§ **PROBLEM**
Extract the full set of records that follows, word for word.

(Stored data entries)
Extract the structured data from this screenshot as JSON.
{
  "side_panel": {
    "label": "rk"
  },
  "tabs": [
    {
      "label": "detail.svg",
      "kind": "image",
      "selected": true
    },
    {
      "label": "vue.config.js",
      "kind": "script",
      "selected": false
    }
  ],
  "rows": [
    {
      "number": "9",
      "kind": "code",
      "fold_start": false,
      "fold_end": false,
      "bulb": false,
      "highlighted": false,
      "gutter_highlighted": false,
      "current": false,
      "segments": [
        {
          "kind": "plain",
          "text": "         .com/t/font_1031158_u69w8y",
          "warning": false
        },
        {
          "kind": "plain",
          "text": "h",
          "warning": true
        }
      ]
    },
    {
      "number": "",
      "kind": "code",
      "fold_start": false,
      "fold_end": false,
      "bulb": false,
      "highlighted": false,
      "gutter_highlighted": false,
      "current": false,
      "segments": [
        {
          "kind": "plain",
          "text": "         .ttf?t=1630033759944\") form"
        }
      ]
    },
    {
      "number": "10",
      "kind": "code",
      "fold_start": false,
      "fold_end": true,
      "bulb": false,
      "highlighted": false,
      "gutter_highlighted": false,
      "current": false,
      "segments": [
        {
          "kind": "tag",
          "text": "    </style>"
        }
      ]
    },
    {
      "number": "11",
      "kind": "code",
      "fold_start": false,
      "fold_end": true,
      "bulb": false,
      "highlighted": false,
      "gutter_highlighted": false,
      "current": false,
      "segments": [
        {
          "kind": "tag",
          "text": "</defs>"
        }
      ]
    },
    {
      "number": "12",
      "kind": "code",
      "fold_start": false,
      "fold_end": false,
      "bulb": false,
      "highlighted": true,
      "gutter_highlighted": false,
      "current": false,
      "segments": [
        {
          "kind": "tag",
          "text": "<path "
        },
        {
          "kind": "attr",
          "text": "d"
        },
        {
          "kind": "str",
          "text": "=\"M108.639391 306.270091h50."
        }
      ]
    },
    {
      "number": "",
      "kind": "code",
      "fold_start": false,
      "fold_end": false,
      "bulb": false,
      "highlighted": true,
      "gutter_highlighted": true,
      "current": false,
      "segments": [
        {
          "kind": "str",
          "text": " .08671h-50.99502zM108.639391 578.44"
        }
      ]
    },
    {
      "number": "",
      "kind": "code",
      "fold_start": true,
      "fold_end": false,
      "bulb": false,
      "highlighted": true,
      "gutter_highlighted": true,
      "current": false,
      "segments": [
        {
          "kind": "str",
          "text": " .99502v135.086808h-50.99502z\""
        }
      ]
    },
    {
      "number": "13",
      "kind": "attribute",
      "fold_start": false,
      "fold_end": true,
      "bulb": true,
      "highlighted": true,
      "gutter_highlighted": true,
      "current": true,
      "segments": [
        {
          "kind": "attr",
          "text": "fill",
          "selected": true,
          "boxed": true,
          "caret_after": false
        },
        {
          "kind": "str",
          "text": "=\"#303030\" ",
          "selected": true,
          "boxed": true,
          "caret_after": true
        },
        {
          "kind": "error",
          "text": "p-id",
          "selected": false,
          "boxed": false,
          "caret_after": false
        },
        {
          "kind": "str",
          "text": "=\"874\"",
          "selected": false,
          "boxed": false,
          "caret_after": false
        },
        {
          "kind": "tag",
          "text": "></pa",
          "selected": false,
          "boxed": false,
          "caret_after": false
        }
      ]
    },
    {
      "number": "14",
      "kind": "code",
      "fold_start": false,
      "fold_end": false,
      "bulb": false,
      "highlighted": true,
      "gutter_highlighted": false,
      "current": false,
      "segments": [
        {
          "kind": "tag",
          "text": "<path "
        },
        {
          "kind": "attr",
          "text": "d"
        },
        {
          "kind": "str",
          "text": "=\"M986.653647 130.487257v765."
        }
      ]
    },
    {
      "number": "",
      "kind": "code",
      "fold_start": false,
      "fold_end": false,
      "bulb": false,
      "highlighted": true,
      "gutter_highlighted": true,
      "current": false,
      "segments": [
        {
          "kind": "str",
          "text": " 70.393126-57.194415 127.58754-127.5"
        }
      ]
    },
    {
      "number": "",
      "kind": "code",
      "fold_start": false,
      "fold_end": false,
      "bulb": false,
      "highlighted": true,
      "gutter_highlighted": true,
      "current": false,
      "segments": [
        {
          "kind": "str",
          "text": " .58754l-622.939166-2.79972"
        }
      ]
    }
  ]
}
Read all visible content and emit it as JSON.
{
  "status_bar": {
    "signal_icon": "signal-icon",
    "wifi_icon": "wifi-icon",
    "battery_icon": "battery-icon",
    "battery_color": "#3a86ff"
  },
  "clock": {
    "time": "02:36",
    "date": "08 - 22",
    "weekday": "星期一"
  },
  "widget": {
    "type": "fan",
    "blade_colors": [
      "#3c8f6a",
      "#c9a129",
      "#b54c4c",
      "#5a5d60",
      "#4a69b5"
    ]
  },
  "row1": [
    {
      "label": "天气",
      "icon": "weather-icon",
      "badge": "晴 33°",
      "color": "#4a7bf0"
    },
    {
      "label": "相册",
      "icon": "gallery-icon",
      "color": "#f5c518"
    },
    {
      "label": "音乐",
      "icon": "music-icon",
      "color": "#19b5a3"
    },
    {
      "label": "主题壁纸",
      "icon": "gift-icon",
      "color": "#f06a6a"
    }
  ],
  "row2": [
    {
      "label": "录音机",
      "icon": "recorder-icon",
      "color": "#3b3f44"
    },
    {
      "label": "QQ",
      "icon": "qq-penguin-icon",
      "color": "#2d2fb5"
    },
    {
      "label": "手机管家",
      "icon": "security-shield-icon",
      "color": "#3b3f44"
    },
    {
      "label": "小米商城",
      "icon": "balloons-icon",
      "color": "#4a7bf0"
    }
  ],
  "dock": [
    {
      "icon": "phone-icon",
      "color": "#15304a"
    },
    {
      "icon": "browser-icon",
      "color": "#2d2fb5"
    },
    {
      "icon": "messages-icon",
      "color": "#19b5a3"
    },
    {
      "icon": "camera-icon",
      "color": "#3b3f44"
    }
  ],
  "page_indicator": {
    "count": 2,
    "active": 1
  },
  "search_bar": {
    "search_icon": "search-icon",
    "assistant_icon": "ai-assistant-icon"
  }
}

§ **SOLUTION TO THIS PROBLEM**
Extract the structured data from this screenshot as JSON.
{
  "side_panel": {
    "label": "rk"
  },
  "tabs": [
    {
      "label": "detail.svg",
      "kind": "image",
      "selected": true
    },
    {
      "label": "vue.config.js",
      "kind": "script",
      "selected": false
    }
  ],
  "rows": [
    {
      "number": "9",
      "kind": "code",
      "fold_start": false,
      "fold_end": false,
      "bulb": false,
      "highlighted": false,
      "gutter_highlighted": false,
      "current": false,
      "segments": [
        {
          "kind": "plain",
          "text": "         .com/t/font_1031158_u69w8y",
          "warning": false
        },
        {
          "kind": "plain",
          "text": "h",
          "warning": true
        }
      ]
    },
    {
      "number": "",
      "kind": "code",
      "fold_start": false,
      "fold_end": false,
      "bulb": false,
      "highlighted": false,
      "gutter_highlighted": false,
      "current": false,
      "segments": [
        {
          "kind": "plain",
          "text": "         .ttf?t=1630033759944\") form"
        }
      ]
    },
    {
      "number": "10",
      "kind": "code",
      "fold_start": false,
      "fold_end": true,
      "bulb": false,
      "highlighted": false,
      "gutter_highlighted": false,
      "current": false,
      "segments": [
        {
          "kind": "tag",
          "text": "    </style>"
        }
      ]
    },
    {
      "number": "11",
      "kind": "code",
      "fold_start": false,
      "fold_end": true,
      "bulb": false,
      "highlighted": false,
      "gutter_highlighted": false,
      "current": false,
      "segments": [
        {
          "kind": "tag",
          "text": "</defs>"
        }
      ]
    },
    {
      "number": "12",
      "kind": "code",
      "fold_start": false,
      "fold_end": false,
      "bulb": false,
      "highlighted": true,
      "gutter_highlighted": false,
      "current": false,
      "segments": [
        {
          "kind": "tag",
          "text": "<path "
        },
        {
          "kind": "attr",
          "text": "d"
        },
        {
          "kind": "str",
          "text": "=\"M108.639391 306.270091h50."
        }
      ]
    },
    {
      "number": "",
      "kind": "code",
      "fold_start": false,
      "fold_end": false,
      "bulb": false,
      "highlighted": true,
      "gutter_highlighted": true,
      "current": false,
      "segments": [
        {
          "kind": "str",
          "text": " .08671h-50.99502zM108.639391 578.44"
        }
      ]
    },
    {
      "number": "",
      "kind": "code",
      "fold_start": true,
      "fold_end": false,
      "bulb": false,
      "highlighted": true,
      "gutter_highlighted": true,
      "current": false,
      "segments": [
        {
          "kind": "str",
          "text": " .99502v135.086808h-50.99502z\""
        }
      ]
    },
    {
      "number": "13",
      "kind": "attribute",
      "fold_start": false,
      "fold_end": true,
      "bulb": true,
      "highlighted": true,
      "gutter_highlighted": true,
      "current": true,
      "segments": [
        {
          "kind": "attr",
          "text": "fill",
          "selected": true,
          "boxed": true,
          "caret_after": false
        },
        {
          "kind": "str",
          "text": "=\"#303030\" ",
          "selected": true,
          "boxed": true,
          "caret_after": true
        },
        {
          "kind": "error",
          "text": "p-id",
          "selected": false,
          "boxed": false,
          "caret_after": false
        },
        {
          "kind": "str",
          "text": "=\"874\"",
          "selected": false,
          "boxed": false,
          "caret_after": false
        },
        {
          "kind": "tag",
          "text": "></pa",
          "selected": false,
          "boxed": false,
          "caret_after": false
        }
      ]
    },
    {
      "number": "14",
      "kind": "code",
      "fold_start": false,
      "fold_end": false,
      "bulb": false,
      "highlighted": true,
      "gutter_highlighted": false,
      "current": false,
      "segments": [
        {
          "kind": "tag",
          "text": "<path "
        },
        {
          "kind": "attr",
          "text": "d"
        },
        {
          "kind": "str",
          "text": "=\"M986.653647 130.487257v765."
        }
      ]
    },
    {
      "number": "",
      "kind": "code",
      "fold_start": false,
      "fold_end": false,
      "bulb": false,
      "highlighted": true,
      "gutter_highlighted": true,
      "current": false,
      "segments": [
        {
          "kind": "str",
          "text": " 70.393126-57.194415 127.58754-127.5"
        }
      ]
    },
    {
      "number": "",
      "kind": "code",
      "fold_start": false,
      "fold_end": false,
      "bulb": false,
      "highlighted": true,
      "gutter_highlighted": true,
      "current": false,
      "segments": [
        {
          "kind": "str",
          "text": " .58754l-622.939166-2.79972"
        }
      ]
    }
  ]
}
Read all visible content and emit it as JSON.
{
  "status_bar": {
    "signal_icon": "signal-icon",
    "wifi_icon": "wifi-icon",
    "battery_icon": "battery-icon",
    "battery_color": "#3a86ff"
  },
  "clock": {
    "time": "02:36",
    "date": "08 - 22",
    "weekday": "星期一"
  },
  "widget": {
    "type": "fan",
    "blade_colors": [
      "#3c8f6a",
      "#c9a129",
      "#b54c4c",
      "#5a5d60",
      "#4a69b5"
    ]
  },
  "row1": [
    {
      "label": "天气",
      "icon": "weather-icon",
      "badge": "晴 33°",
      "color": "#4a7bf0"
    },
    {
      "label": "相册",
      "icon": "gallery-icon",
      "color": "#f5c518"
    },
    {
      "label": "音乐",
      "icon": "music-icon",
      "color": "#19b5a3"
    },
    {
      "label": "主题壁纸",
      "icon": "gift-icon",
      "color": "#f06a6a"
    }
  ],
  "row2": [
    {
      "label": "录音机",
      "icon": "recorder-icon",
      "color": "#3b3f44"
    },
    {
      "label": "QQ",
      "icon": "qq-penguin-icon",
      "color": "#2d2fb5"
    },
    {
      "label": "手机管家",
      "icon": "security-shield-icon",
      "color": "#3b3f44"
    },
    {
      "label": "小米商城",
      "icon": "balloons-icon",
      "color": "#4a7bf0"
    }
  ],
  "dock": [
    {
      "icon": "phone-icon",
      "color": "#15304a"
    },
    {
      "icon": "browser-icon",
      "color": "#2d2fb5"
    },
    {
      "icon": "messages-icon",
      "color": "#19b5a3"
    },
    {
      "icon": "camera-icon",
      "color": "#3b3f44"
    }
  ],
  "page_indicator": {
    "count": 2,
    "active": 1
  },
  "search_bar": {
    "search_icon": "search-icon",
    "assistant_icon": "ai-assistant-icon"
  }
}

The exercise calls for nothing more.